MATERIAL FOR THE TASK>
--------------------
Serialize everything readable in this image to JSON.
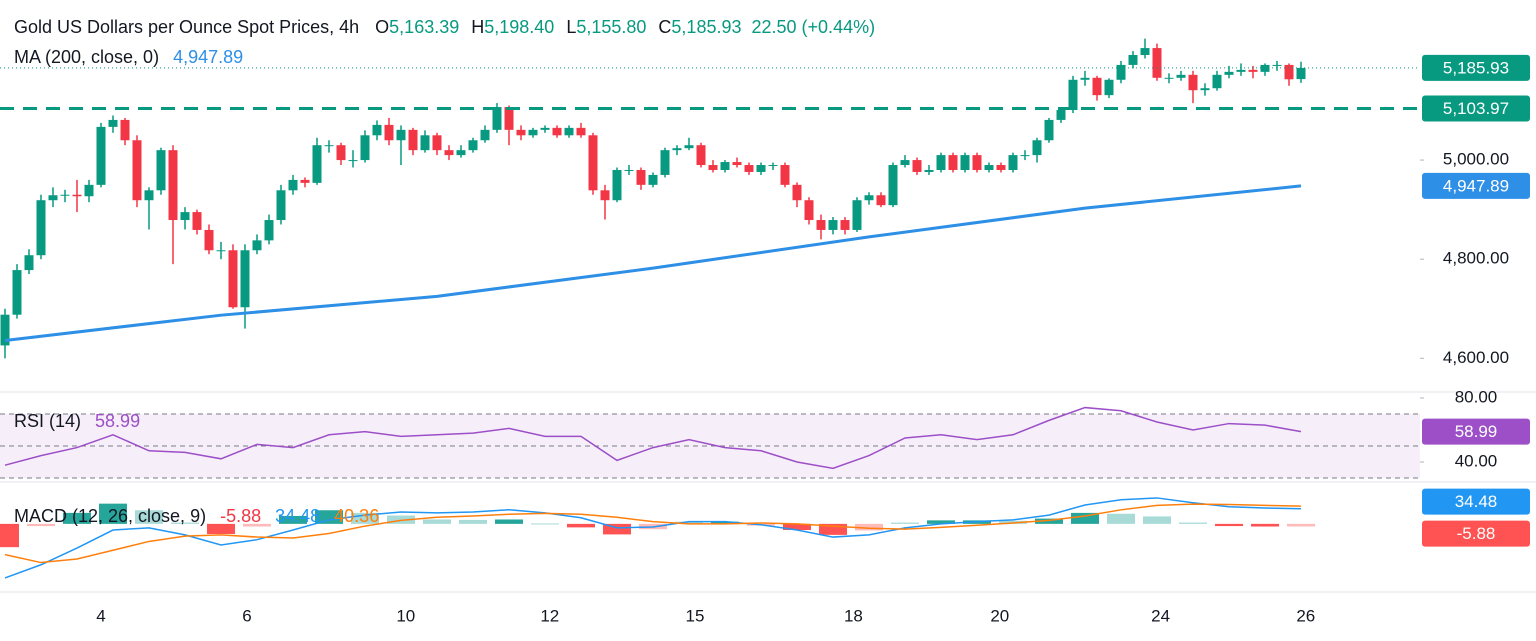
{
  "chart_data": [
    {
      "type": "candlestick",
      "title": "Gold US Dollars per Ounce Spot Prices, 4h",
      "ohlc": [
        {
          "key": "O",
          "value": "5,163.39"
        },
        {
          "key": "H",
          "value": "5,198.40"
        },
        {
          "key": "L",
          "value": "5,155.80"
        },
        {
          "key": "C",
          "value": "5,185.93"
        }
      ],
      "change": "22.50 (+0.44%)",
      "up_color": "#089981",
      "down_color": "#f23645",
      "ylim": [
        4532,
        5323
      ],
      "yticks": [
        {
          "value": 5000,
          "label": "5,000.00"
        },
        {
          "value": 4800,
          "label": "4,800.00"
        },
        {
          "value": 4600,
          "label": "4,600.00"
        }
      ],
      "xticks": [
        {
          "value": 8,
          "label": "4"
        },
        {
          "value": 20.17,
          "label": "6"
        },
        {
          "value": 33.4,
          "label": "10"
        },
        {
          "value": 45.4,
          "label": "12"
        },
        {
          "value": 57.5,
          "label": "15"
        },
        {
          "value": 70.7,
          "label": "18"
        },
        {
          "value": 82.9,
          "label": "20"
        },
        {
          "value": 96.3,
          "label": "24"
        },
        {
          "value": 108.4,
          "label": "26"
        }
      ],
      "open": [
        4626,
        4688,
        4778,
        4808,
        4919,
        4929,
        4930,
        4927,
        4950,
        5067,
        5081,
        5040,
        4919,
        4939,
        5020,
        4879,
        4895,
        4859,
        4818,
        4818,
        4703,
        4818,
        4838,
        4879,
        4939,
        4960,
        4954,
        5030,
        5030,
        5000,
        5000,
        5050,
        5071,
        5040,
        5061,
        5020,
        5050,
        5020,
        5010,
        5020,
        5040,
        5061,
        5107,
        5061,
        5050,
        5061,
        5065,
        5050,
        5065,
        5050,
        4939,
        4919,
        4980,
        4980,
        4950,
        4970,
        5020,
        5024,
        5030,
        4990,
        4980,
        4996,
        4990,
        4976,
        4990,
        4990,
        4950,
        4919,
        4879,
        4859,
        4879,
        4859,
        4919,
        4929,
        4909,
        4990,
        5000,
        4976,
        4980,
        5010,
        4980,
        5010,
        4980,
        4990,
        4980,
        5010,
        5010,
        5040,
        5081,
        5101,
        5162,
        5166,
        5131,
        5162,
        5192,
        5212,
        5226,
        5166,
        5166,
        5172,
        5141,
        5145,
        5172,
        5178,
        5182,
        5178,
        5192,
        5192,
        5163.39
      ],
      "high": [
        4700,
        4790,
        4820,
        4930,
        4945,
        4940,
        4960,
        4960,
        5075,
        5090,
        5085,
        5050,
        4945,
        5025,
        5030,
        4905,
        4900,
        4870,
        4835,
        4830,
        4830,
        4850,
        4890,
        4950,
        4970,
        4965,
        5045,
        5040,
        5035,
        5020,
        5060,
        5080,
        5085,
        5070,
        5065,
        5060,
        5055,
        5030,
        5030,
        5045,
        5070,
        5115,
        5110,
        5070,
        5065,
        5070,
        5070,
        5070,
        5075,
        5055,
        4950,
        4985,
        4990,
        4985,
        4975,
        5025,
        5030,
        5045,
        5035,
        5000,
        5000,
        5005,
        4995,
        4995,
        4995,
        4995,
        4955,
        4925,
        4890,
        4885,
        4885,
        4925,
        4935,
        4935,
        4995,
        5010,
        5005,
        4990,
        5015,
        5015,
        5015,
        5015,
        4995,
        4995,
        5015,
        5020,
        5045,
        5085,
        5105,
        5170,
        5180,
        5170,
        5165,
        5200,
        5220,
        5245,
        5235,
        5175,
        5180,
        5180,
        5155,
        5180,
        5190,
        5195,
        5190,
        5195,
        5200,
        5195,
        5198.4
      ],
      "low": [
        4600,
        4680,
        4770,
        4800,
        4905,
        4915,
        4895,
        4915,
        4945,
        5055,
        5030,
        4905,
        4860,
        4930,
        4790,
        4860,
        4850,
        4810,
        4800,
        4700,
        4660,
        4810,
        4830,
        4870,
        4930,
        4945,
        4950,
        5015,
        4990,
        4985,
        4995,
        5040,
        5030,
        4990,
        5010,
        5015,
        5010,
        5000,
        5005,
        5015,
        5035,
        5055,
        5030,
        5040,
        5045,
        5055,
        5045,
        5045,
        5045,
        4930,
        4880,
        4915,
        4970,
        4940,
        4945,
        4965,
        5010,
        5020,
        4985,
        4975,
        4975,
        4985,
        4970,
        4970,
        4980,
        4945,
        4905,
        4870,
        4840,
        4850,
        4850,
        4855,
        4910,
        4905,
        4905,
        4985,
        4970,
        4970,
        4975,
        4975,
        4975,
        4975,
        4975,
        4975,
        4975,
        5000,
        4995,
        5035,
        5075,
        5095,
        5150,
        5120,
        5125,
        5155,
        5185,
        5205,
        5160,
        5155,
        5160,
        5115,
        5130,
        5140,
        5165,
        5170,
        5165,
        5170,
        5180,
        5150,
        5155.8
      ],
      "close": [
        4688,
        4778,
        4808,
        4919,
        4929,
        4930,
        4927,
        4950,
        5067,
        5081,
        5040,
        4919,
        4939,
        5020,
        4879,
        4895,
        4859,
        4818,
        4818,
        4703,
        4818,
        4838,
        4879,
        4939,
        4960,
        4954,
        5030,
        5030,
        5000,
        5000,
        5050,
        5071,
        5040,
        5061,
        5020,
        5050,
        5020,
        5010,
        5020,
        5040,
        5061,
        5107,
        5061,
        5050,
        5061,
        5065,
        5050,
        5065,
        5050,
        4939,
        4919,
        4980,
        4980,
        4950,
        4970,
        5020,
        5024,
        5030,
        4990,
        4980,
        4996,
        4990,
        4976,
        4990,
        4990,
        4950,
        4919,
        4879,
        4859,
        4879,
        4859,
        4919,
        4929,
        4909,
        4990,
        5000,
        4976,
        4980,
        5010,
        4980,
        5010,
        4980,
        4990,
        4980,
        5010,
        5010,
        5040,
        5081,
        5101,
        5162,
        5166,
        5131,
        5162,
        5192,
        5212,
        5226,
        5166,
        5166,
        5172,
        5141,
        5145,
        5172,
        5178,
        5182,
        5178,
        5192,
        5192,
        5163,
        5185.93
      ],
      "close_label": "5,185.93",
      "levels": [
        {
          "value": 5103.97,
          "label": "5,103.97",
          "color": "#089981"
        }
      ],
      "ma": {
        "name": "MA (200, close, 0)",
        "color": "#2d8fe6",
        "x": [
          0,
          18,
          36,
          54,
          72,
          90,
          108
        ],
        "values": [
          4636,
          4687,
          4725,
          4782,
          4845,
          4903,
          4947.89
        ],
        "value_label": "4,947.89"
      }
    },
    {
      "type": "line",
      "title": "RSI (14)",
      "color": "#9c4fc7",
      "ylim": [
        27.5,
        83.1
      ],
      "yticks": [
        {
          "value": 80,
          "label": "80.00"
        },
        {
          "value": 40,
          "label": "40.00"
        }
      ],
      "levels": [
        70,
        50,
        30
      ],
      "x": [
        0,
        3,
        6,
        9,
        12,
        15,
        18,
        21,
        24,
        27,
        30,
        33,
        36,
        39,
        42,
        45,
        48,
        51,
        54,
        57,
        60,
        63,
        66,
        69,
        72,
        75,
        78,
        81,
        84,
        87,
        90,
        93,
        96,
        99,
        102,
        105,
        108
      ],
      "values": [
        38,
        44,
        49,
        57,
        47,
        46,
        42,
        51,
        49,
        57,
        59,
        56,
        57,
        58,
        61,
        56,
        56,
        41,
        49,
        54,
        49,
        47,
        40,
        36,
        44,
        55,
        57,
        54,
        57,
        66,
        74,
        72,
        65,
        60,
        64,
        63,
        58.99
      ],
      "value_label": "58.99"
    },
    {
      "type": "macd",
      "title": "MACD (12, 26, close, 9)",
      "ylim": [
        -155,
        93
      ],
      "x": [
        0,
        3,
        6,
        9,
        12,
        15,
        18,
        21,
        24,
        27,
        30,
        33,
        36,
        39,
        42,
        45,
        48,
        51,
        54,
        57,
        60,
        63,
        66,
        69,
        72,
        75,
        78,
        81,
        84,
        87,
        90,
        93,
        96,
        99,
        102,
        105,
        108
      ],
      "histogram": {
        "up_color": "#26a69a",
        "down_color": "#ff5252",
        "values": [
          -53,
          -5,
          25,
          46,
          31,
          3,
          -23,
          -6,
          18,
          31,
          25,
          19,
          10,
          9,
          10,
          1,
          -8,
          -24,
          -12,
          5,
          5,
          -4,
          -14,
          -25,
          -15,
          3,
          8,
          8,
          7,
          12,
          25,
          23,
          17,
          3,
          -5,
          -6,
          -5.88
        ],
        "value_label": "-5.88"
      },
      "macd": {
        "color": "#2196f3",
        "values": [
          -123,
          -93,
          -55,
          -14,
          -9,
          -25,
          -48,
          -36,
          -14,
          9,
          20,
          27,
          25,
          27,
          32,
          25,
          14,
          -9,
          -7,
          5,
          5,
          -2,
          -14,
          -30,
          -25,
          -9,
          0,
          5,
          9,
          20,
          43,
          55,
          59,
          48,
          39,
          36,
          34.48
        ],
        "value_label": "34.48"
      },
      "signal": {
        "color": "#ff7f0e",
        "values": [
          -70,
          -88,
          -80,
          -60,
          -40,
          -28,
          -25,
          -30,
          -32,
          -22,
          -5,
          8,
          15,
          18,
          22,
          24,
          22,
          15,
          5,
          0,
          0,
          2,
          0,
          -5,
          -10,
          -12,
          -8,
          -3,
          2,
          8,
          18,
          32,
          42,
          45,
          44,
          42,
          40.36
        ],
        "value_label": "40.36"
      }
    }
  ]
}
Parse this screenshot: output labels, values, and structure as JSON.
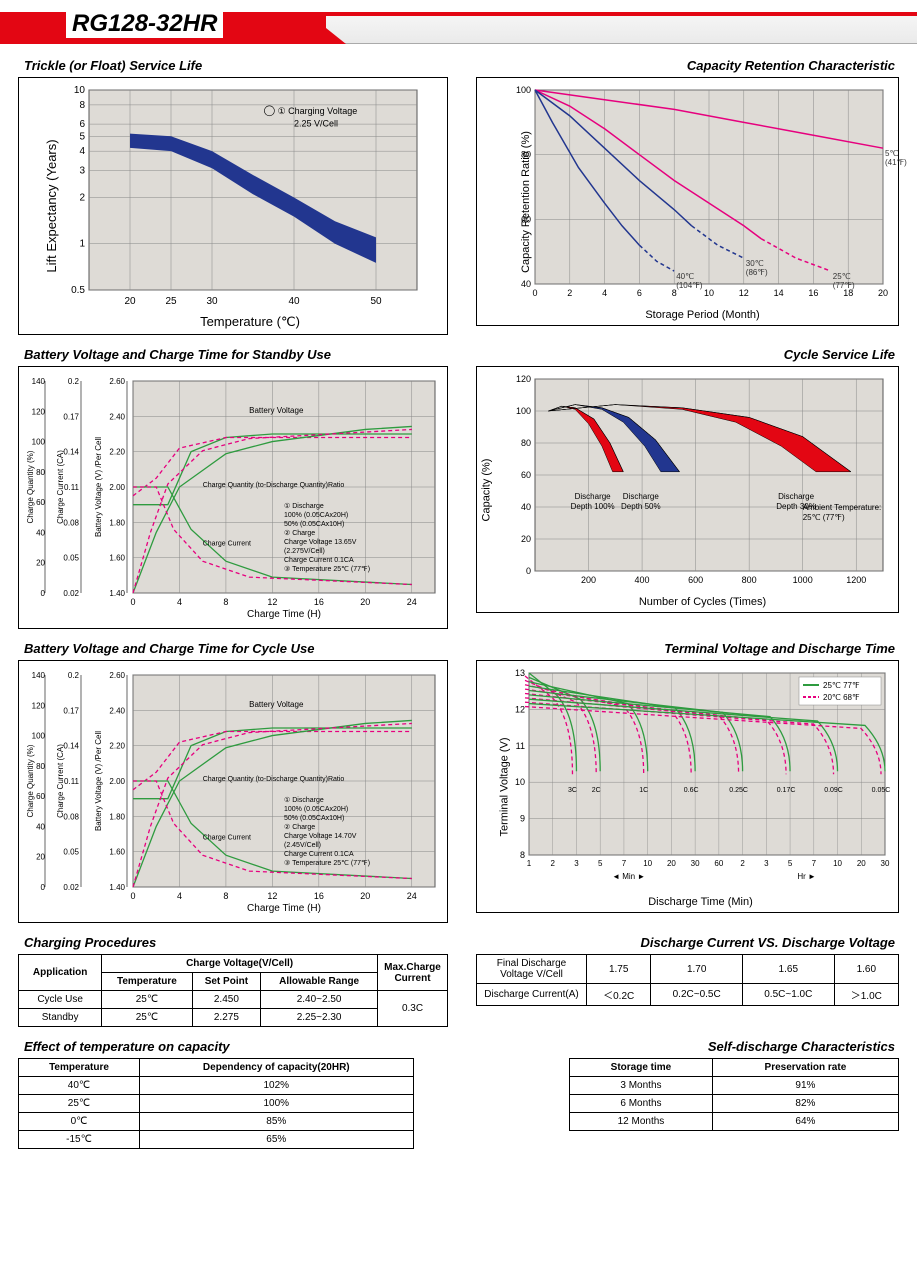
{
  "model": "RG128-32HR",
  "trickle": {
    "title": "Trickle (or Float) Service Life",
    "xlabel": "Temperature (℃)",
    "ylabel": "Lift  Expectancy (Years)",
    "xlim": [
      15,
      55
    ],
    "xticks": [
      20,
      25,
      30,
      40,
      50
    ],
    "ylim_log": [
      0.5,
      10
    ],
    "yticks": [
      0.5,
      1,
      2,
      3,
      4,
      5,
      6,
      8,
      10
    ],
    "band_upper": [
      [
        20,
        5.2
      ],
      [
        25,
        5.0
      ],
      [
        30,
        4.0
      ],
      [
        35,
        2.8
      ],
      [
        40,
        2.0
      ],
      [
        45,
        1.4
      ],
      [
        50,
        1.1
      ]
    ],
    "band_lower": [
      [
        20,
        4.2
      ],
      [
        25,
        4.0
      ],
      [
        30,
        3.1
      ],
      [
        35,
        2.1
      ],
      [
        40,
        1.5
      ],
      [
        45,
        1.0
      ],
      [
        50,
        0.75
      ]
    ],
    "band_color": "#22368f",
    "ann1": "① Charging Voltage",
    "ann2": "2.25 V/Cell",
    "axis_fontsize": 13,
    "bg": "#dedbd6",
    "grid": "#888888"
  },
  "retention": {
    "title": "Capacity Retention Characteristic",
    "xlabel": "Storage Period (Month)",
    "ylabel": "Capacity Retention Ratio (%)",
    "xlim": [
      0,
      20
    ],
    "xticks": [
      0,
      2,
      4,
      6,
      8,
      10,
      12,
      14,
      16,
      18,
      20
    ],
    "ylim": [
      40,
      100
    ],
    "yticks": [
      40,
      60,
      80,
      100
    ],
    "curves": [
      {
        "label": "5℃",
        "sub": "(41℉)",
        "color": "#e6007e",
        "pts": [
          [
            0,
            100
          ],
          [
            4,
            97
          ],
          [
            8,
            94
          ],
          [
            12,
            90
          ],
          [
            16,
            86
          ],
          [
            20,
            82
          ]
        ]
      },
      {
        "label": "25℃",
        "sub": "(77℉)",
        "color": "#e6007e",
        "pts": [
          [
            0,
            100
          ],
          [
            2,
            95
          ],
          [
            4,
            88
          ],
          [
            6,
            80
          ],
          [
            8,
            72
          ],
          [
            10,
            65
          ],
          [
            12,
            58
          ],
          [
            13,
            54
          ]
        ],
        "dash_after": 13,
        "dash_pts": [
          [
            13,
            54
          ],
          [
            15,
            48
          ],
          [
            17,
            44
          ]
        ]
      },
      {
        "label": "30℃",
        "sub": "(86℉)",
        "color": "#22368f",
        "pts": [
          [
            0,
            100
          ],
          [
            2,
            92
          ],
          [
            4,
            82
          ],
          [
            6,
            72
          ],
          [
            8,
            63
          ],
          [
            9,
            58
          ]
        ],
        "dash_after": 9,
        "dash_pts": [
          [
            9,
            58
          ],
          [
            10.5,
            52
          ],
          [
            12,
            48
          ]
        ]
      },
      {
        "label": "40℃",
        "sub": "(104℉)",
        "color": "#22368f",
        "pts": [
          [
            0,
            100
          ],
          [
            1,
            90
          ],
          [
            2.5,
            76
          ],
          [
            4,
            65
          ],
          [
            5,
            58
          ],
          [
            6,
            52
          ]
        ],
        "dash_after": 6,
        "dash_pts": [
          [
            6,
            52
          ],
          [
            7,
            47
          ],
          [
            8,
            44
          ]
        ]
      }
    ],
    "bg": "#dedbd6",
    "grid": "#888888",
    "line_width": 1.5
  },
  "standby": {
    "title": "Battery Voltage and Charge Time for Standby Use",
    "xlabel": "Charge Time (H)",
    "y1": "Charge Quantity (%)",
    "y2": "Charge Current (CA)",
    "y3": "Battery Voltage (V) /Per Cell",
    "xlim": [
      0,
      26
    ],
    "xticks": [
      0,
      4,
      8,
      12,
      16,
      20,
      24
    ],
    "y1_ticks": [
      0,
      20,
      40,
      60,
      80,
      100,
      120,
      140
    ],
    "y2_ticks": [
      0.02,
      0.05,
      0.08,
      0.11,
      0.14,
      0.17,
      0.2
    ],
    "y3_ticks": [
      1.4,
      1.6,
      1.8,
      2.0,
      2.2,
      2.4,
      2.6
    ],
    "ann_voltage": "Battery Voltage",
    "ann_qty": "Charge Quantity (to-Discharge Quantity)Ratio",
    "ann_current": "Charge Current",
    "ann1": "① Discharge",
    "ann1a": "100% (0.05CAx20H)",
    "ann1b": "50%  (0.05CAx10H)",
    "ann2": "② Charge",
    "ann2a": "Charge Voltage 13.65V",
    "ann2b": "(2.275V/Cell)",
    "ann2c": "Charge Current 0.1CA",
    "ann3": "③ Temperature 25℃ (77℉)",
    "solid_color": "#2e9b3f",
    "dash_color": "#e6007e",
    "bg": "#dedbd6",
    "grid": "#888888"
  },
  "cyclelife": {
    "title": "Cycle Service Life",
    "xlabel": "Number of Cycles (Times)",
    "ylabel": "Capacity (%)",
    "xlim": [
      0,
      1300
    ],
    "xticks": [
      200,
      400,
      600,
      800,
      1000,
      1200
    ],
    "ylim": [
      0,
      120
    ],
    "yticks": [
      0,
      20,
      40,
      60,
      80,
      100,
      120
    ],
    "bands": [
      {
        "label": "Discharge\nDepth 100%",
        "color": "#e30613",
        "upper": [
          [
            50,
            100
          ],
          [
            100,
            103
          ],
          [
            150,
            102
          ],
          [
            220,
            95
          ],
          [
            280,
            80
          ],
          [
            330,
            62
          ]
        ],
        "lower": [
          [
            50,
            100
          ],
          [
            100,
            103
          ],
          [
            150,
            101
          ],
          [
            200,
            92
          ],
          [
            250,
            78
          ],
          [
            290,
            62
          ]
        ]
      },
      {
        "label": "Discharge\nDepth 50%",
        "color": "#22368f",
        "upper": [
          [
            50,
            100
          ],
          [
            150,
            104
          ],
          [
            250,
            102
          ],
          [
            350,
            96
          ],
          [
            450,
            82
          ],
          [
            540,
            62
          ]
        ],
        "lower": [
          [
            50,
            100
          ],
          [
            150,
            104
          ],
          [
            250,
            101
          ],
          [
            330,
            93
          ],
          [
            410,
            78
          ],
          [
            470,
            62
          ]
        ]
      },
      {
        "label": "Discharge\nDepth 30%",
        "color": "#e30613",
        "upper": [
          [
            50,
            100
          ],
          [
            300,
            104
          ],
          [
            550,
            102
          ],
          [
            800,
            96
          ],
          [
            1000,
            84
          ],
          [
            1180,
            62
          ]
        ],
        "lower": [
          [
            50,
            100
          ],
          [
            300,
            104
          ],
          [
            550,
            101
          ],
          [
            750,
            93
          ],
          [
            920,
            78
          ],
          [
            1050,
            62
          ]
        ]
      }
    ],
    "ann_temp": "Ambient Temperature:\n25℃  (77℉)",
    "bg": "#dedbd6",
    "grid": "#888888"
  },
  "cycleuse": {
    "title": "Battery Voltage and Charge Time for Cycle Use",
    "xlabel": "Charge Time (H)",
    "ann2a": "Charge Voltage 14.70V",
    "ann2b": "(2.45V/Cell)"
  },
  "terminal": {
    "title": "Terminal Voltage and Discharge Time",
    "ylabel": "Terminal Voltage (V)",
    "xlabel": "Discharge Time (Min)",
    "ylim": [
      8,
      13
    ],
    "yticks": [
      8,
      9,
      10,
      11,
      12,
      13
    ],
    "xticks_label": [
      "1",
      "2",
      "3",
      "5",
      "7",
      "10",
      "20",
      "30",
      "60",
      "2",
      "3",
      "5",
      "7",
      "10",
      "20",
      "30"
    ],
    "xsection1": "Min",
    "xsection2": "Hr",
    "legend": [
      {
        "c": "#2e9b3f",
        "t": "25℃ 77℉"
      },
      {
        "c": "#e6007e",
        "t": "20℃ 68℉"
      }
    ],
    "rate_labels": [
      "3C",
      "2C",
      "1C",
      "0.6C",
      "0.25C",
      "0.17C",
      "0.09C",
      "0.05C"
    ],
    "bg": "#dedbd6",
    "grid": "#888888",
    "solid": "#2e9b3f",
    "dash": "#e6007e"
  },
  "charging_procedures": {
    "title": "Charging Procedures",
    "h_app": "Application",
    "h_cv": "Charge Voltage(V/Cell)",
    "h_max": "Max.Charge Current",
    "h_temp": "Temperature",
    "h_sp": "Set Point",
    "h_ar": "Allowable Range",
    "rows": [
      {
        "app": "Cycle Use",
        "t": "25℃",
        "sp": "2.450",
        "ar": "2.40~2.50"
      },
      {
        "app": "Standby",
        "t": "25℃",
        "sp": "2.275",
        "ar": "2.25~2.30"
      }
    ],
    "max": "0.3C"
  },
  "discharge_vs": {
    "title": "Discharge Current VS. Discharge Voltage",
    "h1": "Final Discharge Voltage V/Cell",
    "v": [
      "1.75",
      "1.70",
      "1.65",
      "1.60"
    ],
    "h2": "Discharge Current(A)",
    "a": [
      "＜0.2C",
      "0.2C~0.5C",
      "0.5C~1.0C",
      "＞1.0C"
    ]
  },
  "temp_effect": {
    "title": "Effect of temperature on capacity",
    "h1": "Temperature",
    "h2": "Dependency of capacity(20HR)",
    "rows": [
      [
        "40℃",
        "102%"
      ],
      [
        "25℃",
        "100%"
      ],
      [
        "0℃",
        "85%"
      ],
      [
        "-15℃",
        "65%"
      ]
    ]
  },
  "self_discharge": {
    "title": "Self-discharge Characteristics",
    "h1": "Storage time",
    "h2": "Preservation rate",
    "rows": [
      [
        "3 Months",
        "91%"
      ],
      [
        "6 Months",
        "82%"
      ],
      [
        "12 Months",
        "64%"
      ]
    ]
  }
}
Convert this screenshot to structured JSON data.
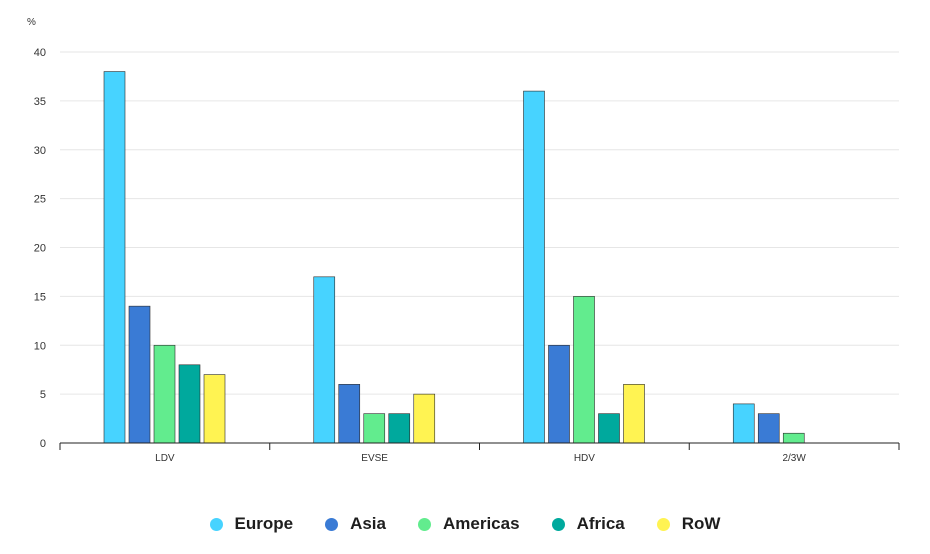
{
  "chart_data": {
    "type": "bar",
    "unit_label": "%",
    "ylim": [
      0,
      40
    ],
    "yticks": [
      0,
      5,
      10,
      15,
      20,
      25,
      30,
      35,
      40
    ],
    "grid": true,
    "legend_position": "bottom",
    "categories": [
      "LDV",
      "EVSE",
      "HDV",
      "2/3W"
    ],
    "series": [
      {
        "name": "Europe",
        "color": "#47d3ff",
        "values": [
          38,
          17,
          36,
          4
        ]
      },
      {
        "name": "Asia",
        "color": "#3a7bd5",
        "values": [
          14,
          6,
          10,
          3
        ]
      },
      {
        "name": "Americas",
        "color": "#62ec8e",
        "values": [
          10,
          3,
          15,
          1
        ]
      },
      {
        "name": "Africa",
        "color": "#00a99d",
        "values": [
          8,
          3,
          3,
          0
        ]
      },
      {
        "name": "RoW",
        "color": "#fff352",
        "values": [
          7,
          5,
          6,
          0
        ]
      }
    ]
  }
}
--------------------
Take every line from the data above that holds "xlabel" and copy it out.

TASK SOLUTION>
    "xlabel": "Temperature (℃)",
    "xlabel": "Storage Period (Month)",
    "xlabel": "Charge Time (H)",
    "xlabel": "Number of Cycles (Times)",
    "xlabel": "Charge Time (H)",
    "xlabel": "Discharge Time (Min)",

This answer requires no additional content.